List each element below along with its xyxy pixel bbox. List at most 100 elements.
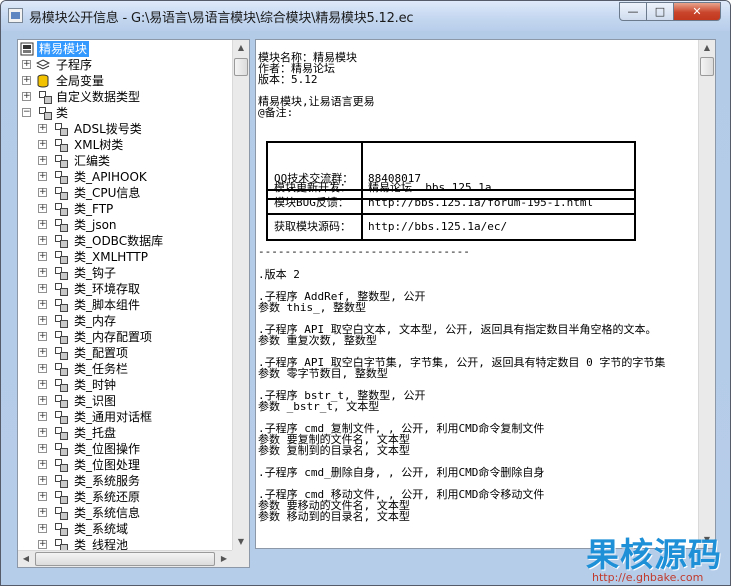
expand-icon[interactable]: + [38, 508, 47, 517]
table-key: 获取模块源码： [274, 220, 351, 233]
expand-icon[interactable]: + [38, 124, 47, 133]
expand-icon[interactable]: + [38, 460, 47, 469]
scroll-up-arrow-icon[interactable]: ▲ [233, 40, 249, 56]
expand-icon[interactable]: + [38, 316, 47, 325]
horizontal-scroll-thumb[interactable] [35, 552, 215, 566]
class-icon [54, 218, 68, 232]
expand-icon[interactable]: + [38, 428, 47, 437]
expand-icon[interactable]: + [38, 412, 47, 421]
tree-item-label: 类_CPU信息 [74, 186, 141, 200]
expand-icon[interactable]: + [38, 524, 47, 533]
expand-icon[interactable]: + [38, 172, 47, 181]
expand-icon[interactable]: + [38, 236, 47, 245]
module-info-text[interactable]: 模块更新开发： 精易论坛 bbs.125.1a QQ技术交流群： 8840801… [258, 52, 697, 548]
expand-icon[interactable]: + [38, 540, 47, 549]
database-icon [36, 74, 50, 88]
expand-icon[interactable]: + [38, 492, 47, 501]
expand-icon[interactable]: + [38, 204, 47, 213]
class-icon [54, 506, 68, 520]
scroll-down-arrow-icon[interactable]: ▼ [233, 534, 249, 550]
expand-icon[interactable]: + [38, 380, 47, 389]
module-tree[interactable]: 精易模块 + 子程序 + 全局变量 + 自定义数据类型 − 类 + ADSL拨号… [18, 40, 232, 552]
class-icon [54, 234, 68, 248]
module-info-pane: 模块更新开发： 精易论坛 bbs.125.1a QQ技术交流群： 8840801… [255, 39, 716, 549]
tree-item-label: 类_托盘 [74, 426, 117, 440]
expand-icon[interactable]: + [38, 364, 47, 373]
info-line: @备注: [258, 106, 294, 119]
code-line: 参数 重复次数, 整数型 [258, 334, 377, 347]
code-line: 参数 _bstr_t, 文本型 [258, 400, 380, 413]
expand-icon[interactable]: + [38, 220, 47, 229]
tree-item-label: 类_ODBC数据库 [74, 234, 164, 248]
tree-item-label: 汇编类 [74, 154, 111, 168]
expand-icon[interactable]: + [38, 300, 47, 309]
expand-icon[interactable]: + [22, 60, 31, 69]
expand-icon[interactable]: + [22, 76, 31, 85]
code-line: 参数 移动到的目录名, 文本型 [258, 510, 410, 523]
tree-item-label: 类_系统还原 [74, 490, 141, 504]
expand-icon[interactable]: + [38, 284, 47, 293]
tree-item-label: 类_系统域 [74, 522, 129, 536]
table-key: 模块BUG反馈： [274, 196, 349, 209]
class-icon [54, 282, 68, 296]
scroll-thumb[interactable] [700, 57, 714, 76]
expand-icon[interactable]: + [38, 332, 47, 341]
separator-line: -------------------------------- [258, 245, 470, 258]
scroll-thumb[interactable] [234, 58, 248, 76]
tree-item-label: 类_任务栏 [74, 362, 129, 376]
class-icon [54, 458, 68, 472]
collapse-icon[interactable]: − [22, 108, 31, 117]
class-icon [38, 90, 52, 104]
minimize-button[interactable]: — [619, 2, 647, 21]
main-window: 易模块公开信息 - G:\易语言\易语言模块\综合模块\精易模块5.12.ec … [0, 0, 731, 586]
tree-item-label: 类_配置项 [74, 346, 129, 360]
tree-item-label: 类_时钟 [74, 378, 117, 392]
table-key: QQ技术交流群： [274, 172, 354, 185]
table-row: QQ技术交流群： 88408017 [268, 167, 634, 191]
tree-item-label: 类_APIHOOK [74, 170, 147, 184]
expand-icon[interactable]: + [38, 140, 47, 149]
expand-icon[interactable]: + [38, 156, 47, 165]
tree-item-label: 类_位图操作 [74, 442, 141, 456]
tree-item-label: 自定义数据类型 [56, 90, 141, 104]
tree-item-label: 类_XMLHTTP [74, 250, 148, 264]
scroll-up-arrow-icon[interactable]: ▲ [699, 40, 715, 56]
tree-item-label: 类_环境存取 [74, 282, 141, 296]
table-value: http://bbs.125.1a/forum-195-1.html [368, 196, 594, 209]
class-icon [54, 426, 68, 440]
expand-icon[interactable]: + [38, 188, 47, 197]
class-icon [54, 186, 68, 200]
scroll-right-arrow-icon[interactable]: ▶ [216, 551, 232, 567]
tree-vertical-scrollbar[interactable]: ▲ ▼ [232, 40, 249, 550]
expand-icon[interactable]: + [22, 92, 31, 101]
tree-horizontal-scrollbar[interactable]: ◀ ▶ [18, 550, 232, 567]
table-value: 88408017 [368, 172, 421, 185]
class-icon [54, 378, 68, 392]
class-icon [54, 154, 68, 168]
class-icon [54, 298, 68, 312]
close-button[interactable]: ✕ [673, 2, 721, 21]
class-icon [54, 394, 68, 408]
class-icon [54, 202, 68, 216]
class-icon [54, 522, 68, 536]
table-row: 模块BUG反馈： http://bbs.125.1a/forum-195-1.h… [268, 191, 634, 215]
expand-icon[interactable]: + [38, 396, 47, 405]
class-icon [54, 474, 68, 488]
class-icon [54, 410, 68, 424]
tree-root-label: 精易模块 [37, 41, 90, 57]
code-line: 参数 this_, 整数型 [258, 301, 366, 314]
maximize-button[interactable]: □ [646, 2, 674, 21]
expand-icon[interactable]: + [38, 476, 47, 485]
tree-item-label: 类_通用对话框 [74, 410, 153, 424]
module-icon [20, 42, 34, 56]
expand-icon[interactable]: + [38, 252, 47, 261]
expand-icon[interactable]: + [38, 348, 47, 357]
title-bar[interactable]: 易模块公开信息 - G:\易语言\易语言模块\综合模块\精易模块5.12.ec … [1, 1, 730, 31]
tree-item-label: 类_内存配置项 [74, 330, 153, 344]
expand-icon[interactable]: + [38, 268, 47, 277]
watermark-title: 果核源码 [586, 535, 722, 574]
tree-item-label: 全局变量 [56, 74, 105, 88]
scroll-left-arrow-icon[interactable]: ◀ [18, 551, 34, 567]
info-vertical-scrollbar[interactable]: ▲ ▼ [698, 40, 715, 548]
expand-icon[interactable]: + [38, 444, 47, 453]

**CHALLENGE**.
Please switch every "class-icon" in these items to "class-glyph" and write the items out again with nothing else changed. Leave the picture out.

**TASK RESULT**.
List each element below along with its xyxy pixel bbox. List at most 100 elements.
expand-icon[interactable]: + [38, 508, 47, 517]
table-key: 获取模块源码： [274, 220, 351, 233]
expand-icon[interactable]: + [38, 124, 47, 133]
expand-icon[interactable]: + [38, 460, 47, 469]
scroll-up-arrow-icon[interactable]: ▲ [233, 40, 249, 56]
expand-icon[interactable]: + [38, 316, 47, 325]
horizontal-scroll-thumb[interactable] [35, 552, 215, 566]
class-glyph [54, 218, 68, 232]
expand-icon[interactable]: + [38, 428, 47, 437]
expand-icon[interactable]: + [38, 412, 47, 421]
tree-item-label: 类_CPU信息 [74, 186, 141, 200]
expand-icon[interactable]: + [38, 524, 47, 533]
expand-icon[interactable]: + [38, 172, 47, 181]
expand-icon[interactable]: + [38, 236, 47, 245]
module-info-text[interactable]: 模块更新开发： 精易论坛 bbs.125.1a QQ技术交流群： 8840801… [258, 52, 697, 548]
expand-icon[interactable]: + [38, 540, 47, 549]
database-icon [36, 74, 50, 88]
expand-icon[interactable]: + [38, 492, 47, 501]
expand-icon[interactable]: + [38, 204, 47, 213]
class-glyph [54, 506, 68, 520]
scroll-down-arrow-icon[interactable]: ▼ [233, 534, 249, 550]
expand-icon[interactable]: + [38, 380, 47, 389]
module-tree[interactable]: 精易模块 + 子程序 + 全局变量 + 自定义数据类型 − 类 + ADSL拨号… [18, 40, 232, 552]
class-glyph [54, 234, 68, 248]
module-info-pane: 模块更新开发： 精易论坛 bbs.125.1a QQ技术交流群： 8840801… [255, 39, 716, 549]
tree-item-label: 类_托盘 [74, 426, 117, 440]
expand-icon[interactable]: + [38, 364, 47, 373]
info-line: @备注: [258, 106, 294, 119]
code-line: 参数 重复次数, 整数型 [258, 334, 377, 347]
code-line: 参数 _bstr_t, 文本型 [258, 400, 380, 413]
expand-icon[interactable]: + [38, 220, 47, 229]
tree-item-label: 类_ODBC数据库 [74, 234, 164, 248]
tree-item-label: 汇编类 [74, 154, 111, 168]
expand-icon[interactable]: + [38, 300, 47, 309]
expand-icon[interactable]: + [22, 60, 31, 69]
expand-icon[interactable]: + [22, 76, 31, 85]
code-line: 参数 移动到的目录名, 文本型 [258, 510, 410, 523]
tree-item-label: 类_系统还原 [74, 490, 141, 504]
expand-icon[interactable]: + [38, 284, 47, 293]
tree-item-label: 类_系统域 [74, 522, 129, 536]
table-key: 模块BUG反馈： [274, 196, 349, 209]
class-glyph [54, 282, 68, 296]
scroll-thumb[interactable] [700, 57, 714, 76]
expand-icon[interactable]: + [38, 332, 47, 341]
separator-line: -------------------------------- [258, 245, 470, 258]
scroll-thumb[interactable] [234, 58, 248, 76]
tree-item-label: 类_任务栏 [74, 362, 129, 376]
class-glyph [54, 458, 68, 472]
collapse-icon[interactable]: − [22, 108, 31, 117]
class-glyph [38, 90, 52, 104]
minimize-button[interactable]: — [619, 2, 647, 21]
main-window: 易模块公开信息 - G:\易语言\易语言模块\综合模块\精易模块5.12.ec … [0, 0, 731, 586]
tree-item-label: 类_配置项 [74, 346, 129, 360]
tree-item-label: 类_时钟 [74, 378, 117, 392]
table-key: QQ技术交流群： [274, 172, 354, 185]
table-row: QQ技术交流群： 88408017 [268, 167, 634, 191]
tree-item-label: 类_APIHOOK [74, 170, 147, 184]
expand-icon[interactable]: + [38, 140, 47, 149]
expand-icon[interactable]: + [38, 156, 47, 165]
tree-item-label: 类_位图操作 [74, 442, 141, 456]
tree-item-label: 自定义数据类型 [56, 90, 141, 104]
tree-item-label: 类_XMLHTTP [74, 250, 148, 264]
scroll-up-arrow-icon[interactable]: ▲ [699, 40, 715, 56]
tree-item-label: 类_环境存取 [74, 282, 141, 296]
table-value: http://bbs.125.1a/forum-195-1.html [368, 196, 594, 209]
class-glyph [54, 426, 68, 440]
expand-icon[interactable]: + [38, 188, 47, 197]
class-glyph [54, 186, 68, 200]
scroll-right-arrow-icon[interactable]: ▶ [216, 551, 232, 567]
tree-vertical-scrollbar[interactable]: ▲ ▼ [232, 40, 249, 550]
expand-icon[interactable]: + [22, 92, 31, 101]
tree-horizontal-scrollbar[interactable]: ◀ ▶ [18, 550, 232, 567]
table-value: 88408017 [368, 172, 421, 185]
class-glyph [54, 378, 68, 392]
class-glyph [54, 154, 68, 168]
class-glyph [54, 298, 68, 312]
close-button[interactable]: ✕ [673, 2, 721, 21]
class-glyph [54, 394, 68, 408]
class-glyph [54, 202, 68, 216]
class-glyph [54, 522, 68, 536]
table-row: 模块BUG反馈： http://bbs.125.1a/forum-195-1.h… [268, 191, 634, 215]
expand-icon[interactable]: + [38, 396, 47, 405]
class-glyph [54, 474, 68, 488]
class-glyph [54, 410, 68, 424]
tree-root-label: 精易模块 [37, 41, 90, 57]
code-line: 参数 this_, 整数型 [258, 301, 366, 314]
maximize-button[interactable]: □ [646, 2, 674, 21]
expand-icon[interactable]: + [38, 476, 47, 485]
tree-item-label: 类_通用对话框 [74, 410, 153, 424]
module-icon [20, 42, 34, 56]
expand-icon[interactable]: + [38, 252, 47, 261]
expand-icon[interactable]: + [38, 348, 47, 357]
title-bar[interactable]: 易模块公开信息 - G:\易语言\易语言模块\综合模块\精易模块5.12.ec … [1, 1, 730, 31]
tree-item-label: 类_内存配置项 [74, 330, 153, 344]
expand-icon[interactable]: + [38, 268, 47, 277]
watermark-title: 果核源码 [586, 535, 722, 574]
tree-item-label: 全局变量 [56, 74, 105, 88]
scroll-left-arrow-icon[interactable]: ◀ [18, 551, 34, 567]
info-vertical-scrollbar[interactable]: ▲ ▼ [698, 40, 715, 548]
expand-icon[interactable]: + [38, 444, 47, 453]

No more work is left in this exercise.